● IN COSA CONSISTE: Trascrivi tutte le righe seguenti in una tabella Markdown con due colonne, «Numero» e «Riga», omettendo le righe vuote. Non includere le immagini nella risposta.

● I DATI:

★ ★ ★ ★ ★

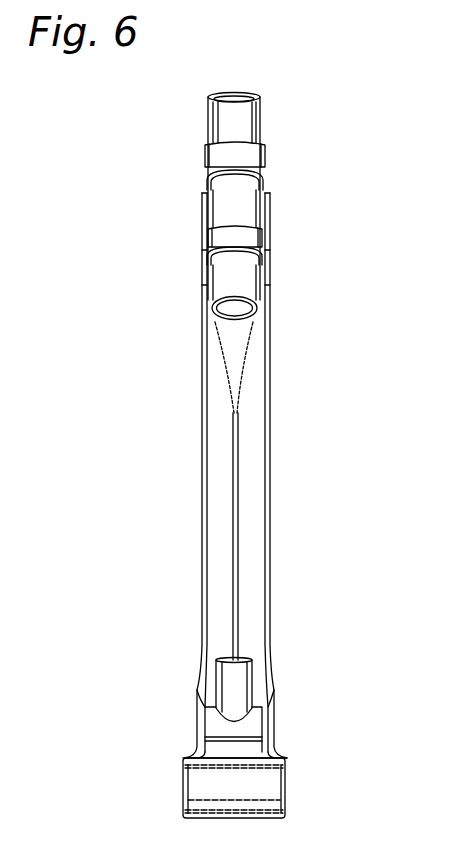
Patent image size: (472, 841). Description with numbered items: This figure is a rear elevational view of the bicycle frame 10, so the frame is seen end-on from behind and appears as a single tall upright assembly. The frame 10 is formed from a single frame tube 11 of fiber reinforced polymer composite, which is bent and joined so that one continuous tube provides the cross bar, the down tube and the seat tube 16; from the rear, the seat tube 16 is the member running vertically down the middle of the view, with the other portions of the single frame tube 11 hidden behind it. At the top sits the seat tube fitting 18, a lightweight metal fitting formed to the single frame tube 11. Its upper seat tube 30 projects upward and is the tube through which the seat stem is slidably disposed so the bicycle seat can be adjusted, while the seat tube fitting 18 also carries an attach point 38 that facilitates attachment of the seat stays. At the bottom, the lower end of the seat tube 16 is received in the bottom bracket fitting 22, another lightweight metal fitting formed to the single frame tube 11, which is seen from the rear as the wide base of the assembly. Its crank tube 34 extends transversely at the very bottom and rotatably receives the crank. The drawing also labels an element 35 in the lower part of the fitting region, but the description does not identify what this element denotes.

The bicycle frame 10 is at (292, 378).
The single frame tube 11 is at (218, 452).
The seat tube 16 is at (253, 493).
The seat tube fitting 18 is at (215, 150).
The bottom bracket fitting 22 is at (268, 740).
The upper seat tube 30 is at (255, 123).
The crank tube 34 is at (287, 788).
The cup 35 is at (225, 675).
The attach point 38 is at (218, 726).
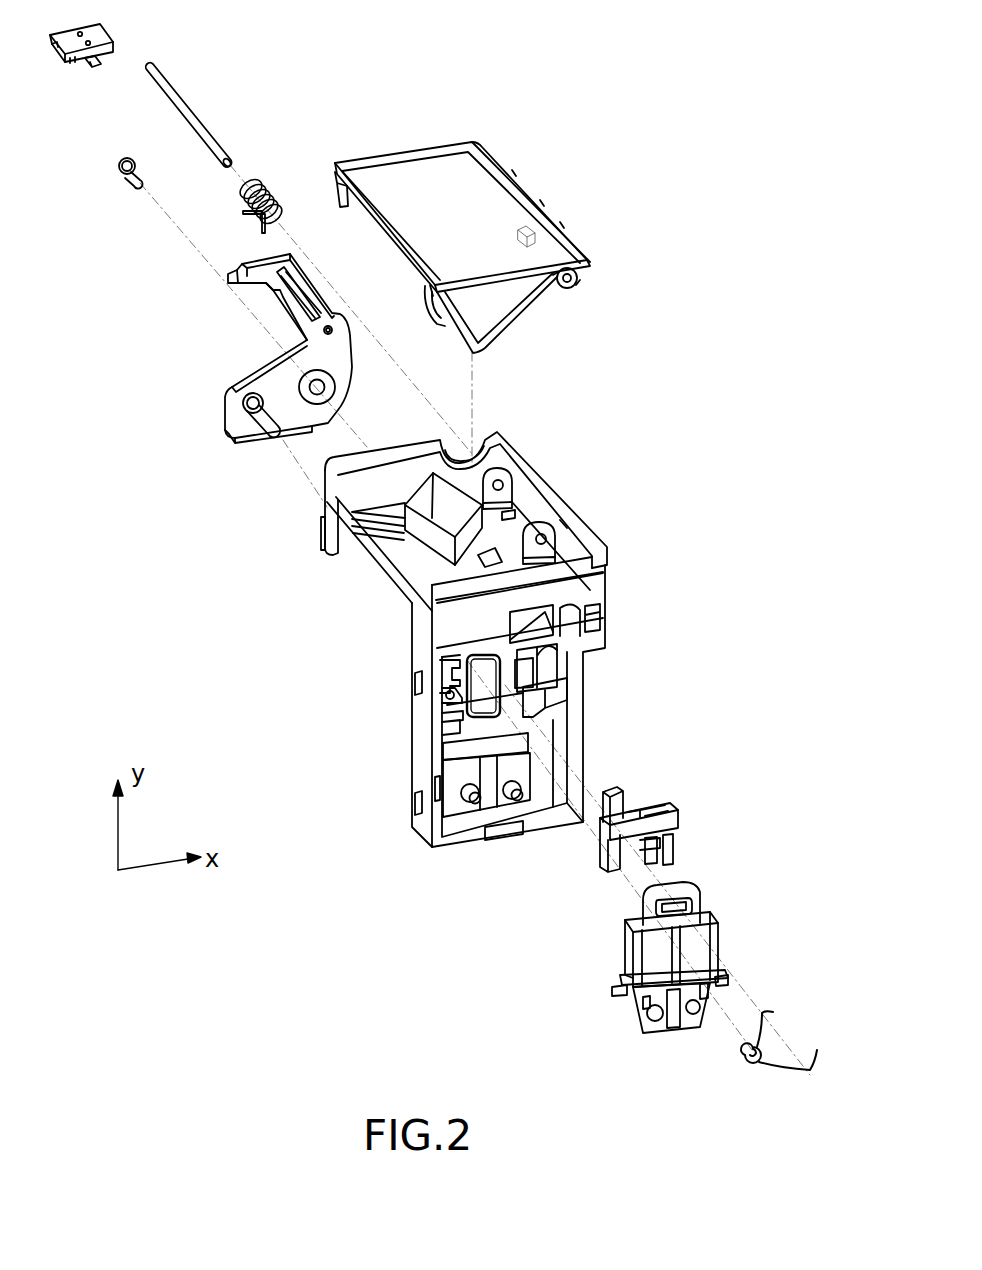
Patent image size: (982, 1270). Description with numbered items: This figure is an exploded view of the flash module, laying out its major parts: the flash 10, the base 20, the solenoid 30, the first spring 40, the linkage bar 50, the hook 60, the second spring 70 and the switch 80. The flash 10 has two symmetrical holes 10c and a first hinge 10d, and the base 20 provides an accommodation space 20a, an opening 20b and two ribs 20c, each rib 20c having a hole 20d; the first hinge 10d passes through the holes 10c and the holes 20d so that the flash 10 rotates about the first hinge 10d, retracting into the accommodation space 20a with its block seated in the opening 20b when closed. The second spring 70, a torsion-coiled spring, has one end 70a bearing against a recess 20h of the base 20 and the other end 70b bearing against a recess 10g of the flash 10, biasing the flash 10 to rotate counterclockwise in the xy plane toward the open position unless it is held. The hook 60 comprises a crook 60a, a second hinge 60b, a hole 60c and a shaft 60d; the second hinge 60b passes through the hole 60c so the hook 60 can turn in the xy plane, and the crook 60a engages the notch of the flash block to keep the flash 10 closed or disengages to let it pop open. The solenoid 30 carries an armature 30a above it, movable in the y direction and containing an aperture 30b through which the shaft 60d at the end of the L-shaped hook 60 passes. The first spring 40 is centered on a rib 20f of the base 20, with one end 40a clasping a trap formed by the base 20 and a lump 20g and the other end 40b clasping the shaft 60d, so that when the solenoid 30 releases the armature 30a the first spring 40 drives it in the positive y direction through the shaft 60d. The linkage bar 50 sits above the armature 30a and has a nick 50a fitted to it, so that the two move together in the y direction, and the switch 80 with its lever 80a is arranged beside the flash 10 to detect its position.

The flash 10 is at (500, 247).
The holes 10c is at (583, 286).
The first hinge 10d is at (170, 87).
The recess 10g is at (523, 230).
The base 20 is at (468, 632).
The accommodation space 20a is at (338, 520).
The opening 20b is at (425, 512).
The ribs 20c is at (522, 522).
The hole 20d is at (546, 540).
The rib 20f is at (447, 694).
The lump 20g is at (441, 667).
The recess 20h is at (497, 480).
The solenoid 30 is at (688, 944).
The armature 30a is at (694, 898).
The aperture 30b is at (714, 925).
The first spring 40 is at (775, 1038).
The end 40a is at (765, 1005).
The end 40b is at (818, 1052).
The linkage bar 50 is at (674, 817).
The nick 50a is at (674, 851).
The hook 60 is at (252, 340).
The crook 60a is at (236, 274).
The second hinge 60b is at (131, 185).
The hole 60c is at (303, 389).
The shaft 60d is at (263, 433).
The second spring 70 is at (270, 175).
The end 70a is at (270, 223).
The end 70b is at (256, 211).
The switch 80 is at (70, 77).
The lever 80a is at (98, 63).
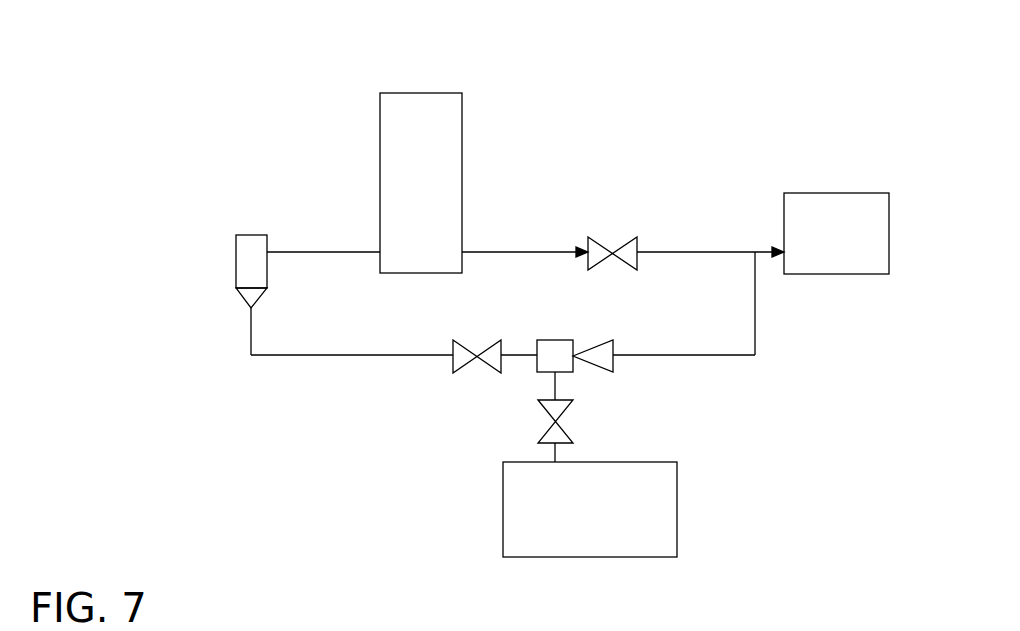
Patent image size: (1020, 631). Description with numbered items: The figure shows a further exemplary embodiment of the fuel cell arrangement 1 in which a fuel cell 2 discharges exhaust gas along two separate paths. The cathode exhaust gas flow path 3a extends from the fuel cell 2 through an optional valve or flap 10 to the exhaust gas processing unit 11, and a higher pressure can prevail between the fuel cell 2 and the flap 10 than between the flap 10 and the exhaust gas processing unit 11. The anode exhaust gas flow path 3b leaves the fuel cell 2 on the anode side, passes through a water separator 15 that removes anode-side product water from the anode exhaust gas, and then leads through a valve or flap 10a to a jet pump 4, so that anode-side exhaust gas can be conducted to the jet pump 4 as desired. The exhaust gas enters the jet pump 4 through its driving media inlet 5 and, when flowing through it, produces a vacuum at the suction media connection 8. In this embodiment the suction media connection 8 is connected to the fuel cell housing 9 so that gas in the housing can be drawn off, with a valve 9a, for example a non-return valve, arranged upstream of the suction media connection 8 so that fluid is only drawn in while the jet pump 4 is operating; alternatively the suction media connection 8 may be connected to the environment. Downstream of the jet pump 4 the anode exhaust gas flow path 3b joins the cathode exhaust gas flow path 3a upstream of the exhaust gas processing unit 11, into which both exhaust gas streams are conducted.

★ ★ ★ ★ ★

● SOLUZIONE ESERCIZIO:
| Numero | Riga |
|---|---|
| 1 | Patent image size: (472, 841). Description with numbered items: This figure is a rear elevational view of the bicycle frame 10, so the frame is seen end-on from behind and appears as a single tall upright assembly. The frame 10 is formed from a single frame tube 11 of fiber reinforced polymer composite, which is bent and joined so that one continuous tube provides the cross bar, the down tube and the seat tube 16; from the rear, the seat tube 16 is the member running vertically down the middle of the view, with the other portions of the single frame tube 11 hidden behind it. At the top sits the seat tube fitting 18, a lightweight metal fitting formed to the single frame tube 11. Its upper seat tube 30 projects upward and is the tube through which the seat stem is slidably disposed so the bicycle seat can be adjusted, while the seat tube fitting 18 also carries an attach point 38 that facilitates attachment of the seat stays. At the bottom, the lower end of the seat tube 16 is received in the bottom bracket fitting 22, another lightweight metal fitting formed to the single frame tube 11, which is seen from the rear as the wide base of the assembly. Its crank tube 34 extends transversely at the very bottom and rotatably receives the crank. The drawing also labels an element 35 in the lower part of the fitting region, but the description does not identify what this element denotes. |
| 2 | The bicycle frame 10 is at (292, 378). |
| 3 | The single frame tube 11 is at (218, 452). |
| 4 | The seat tube 16 is at (253, 493). |
| 5 | The seat tube fitting 18 is at (215, 150). |
| 6 | The bottom bracket fitting 22 is at (268, 740). |
| 7 | The upper seat tube 30 is at (255, 123). |
| 8 | The crank tube 34 is at (287, 788). |
| 9 | The cup 35 is at (225, 675). |
| 10 | The attach point 38 is at (218, 726). |
| 11 | Patent image size: (982, 1270). Description with numbered items: This figure is an exploded view of the flash module, laying out its major parts: the flash 10, the base 20, the solenoid 30, the first spring 40, the linkage bar 50, the hook 60, the second spring 70 and the switch 80. The flash 10 has two symmetrical holes 10c and a first hinge 10d, and the base 20 provides an accommodation space 20a, an opening 20b and two ribs 20c, each rib 20c having a hole 20d; the first hinge 10d passes through the holes 10c and the holes 20d so that the flash 10 rotates about the first hinge 10d, retracting into the accommodation space 20a with its block seated in the opening 20b when closed. The second spring 70, a torsion-coiled spring, has one end 70a bearing against a recess 20h of the base 20 and the other end 70b bearing against a recess 10g of the flash 10, biasing the flash 10 to rotate counterclockwise in the xy plane toward the open position unless it is held. The hook 60 comprises a crook 60a, a second hinge 60b, a hole 60c and a shaft 60d; the second hinge 60b passes through the hole 60c so the hook 60 can turn in the xy plane, and the crook 60a engages the notch of the flash block to keep the flash 10 closed or disengages to let it pop open. The solenoid 30 carries an armature 30a above it, movable in the y direction and containing an aperture 30b through which the shaft 60d at the end of the L-shaped hook 60 passes. The first spring 40 is centered on a rib 20f of the base 20, with one end 40a clasping a trap formed by the base 20 and a lump 20g and the other end 40b clasping the shaft 60d, so that when the solenoid 30 releases the armature 30a the first spring 40 drives it in the positive y direction through the shaft 60d. The linkage bar 50 sits above the armature 30a and has a nick 50a fitted to it, so that the two move together in the y direction, and the switch 80 with its lever 80a is arranged beside the flash 10 to detect its position. |
| 12 | The flash 10 is at (500, 247). |
| 13 | The holes 10c is at (583, 286). |
| 14 | The first hinge 10d is at (170, 87). |
| 15 | The recess 10g is at (523, 230). |
| 16 | The base 20 is at (468, 632). |
| 17 | The accommodation space 20a is at (338, 520). |
| 18 | The opening 20b is at (425, 512). |
| 19 | The ribs 20c is at (522, 522). |
| 20 | The hole 20d is at (546, 540). |
| 21 | The rib 20f is at (447, 694). |
| 22 | The lump 20g is at (441, 667). |
| 23 | The recess 20h is at (497, 480). |
| 24 | The solenoid 30 is at (688, 944). |
| 25 | The armature 30a is at (694, 898). |
| 26 | The aperture 30b is at (714, 925). |
| 27 | The first spring 40 is at (775, 1038). |
| 28 | The end 40a is at (765, 1005). |
| 29 | The end 40b is at (818, 1052). |
| 30 | The linkage bar 50 is at (674, 817). |
| 31 | The nick 50a is at (674, 851). |
| 32 | The hook 60 is at (252, 340). |
| 33 | The crook 60a is at (236, 274). |
| 34 | The second hinge 60b is at (131, 185). |
| 35 | The hole 60c is at (303, 389). |
| 36 | The shaft 60d is at (263, 433). |
| 37 | The second spring 70 is at (270, 175). |
| 38 | The end 70a is at (270, 223). |
| 39 | The end 70b is at (256, 211). |
| 40 | The switch 80 is at (70, 77). |
| 41 | The lever 80a is at (98, 63). |
| 42 | Patent image size: (1020, 631). Description with numbered items: The figure shows a further exemplary embodiment of the fuel cell arrangement 1 in which a fuel cell 2 discharges exhaust gas along two separate paths. The cathode exhaust gas flow path 3a extends from the fuel cell 2 through an optional valve or flap 10 to the exhaust gas processing unit 11, and a higher pressure can prevail between the fuel cell 2 and the flap 10 than between the flap 10 and the exhaust gas processing unit 11. The anode exhaust gas flow path 3b leaves the fuel cell 2 on the anode side, passes through a water separator 15 that removes anode-side product water from the anode exhaust gas, and then leads through a valve or flap 10a to a jet pump 4, so that anode-side exhaust gas can be conducted to the jet pump 4 as desired. The exhaust gas enters the jet pump 4 through its driving media inlet 5 and, when flowing through it, produces a vacuum at the suction media connection 8. In this embodiment the suction media connection 8 is connected to the fuel cell housing 9 so that gas in the housing can be drawn off, with a valve 9a, for example a non-return valve, arranged upstream of the suction media connection 8 so that fluid is only drawn in while the jet pump 4 is operating; alternatively the suction media connection 8 may be connected to the environment. Downstream of the jet pump 4 the anode exhaust gas flow path 3b joins the cathode exhaust gas flow path 3a upstream of the exhaust gas processing unit 11, into which both exhaust gas streams are conducted. |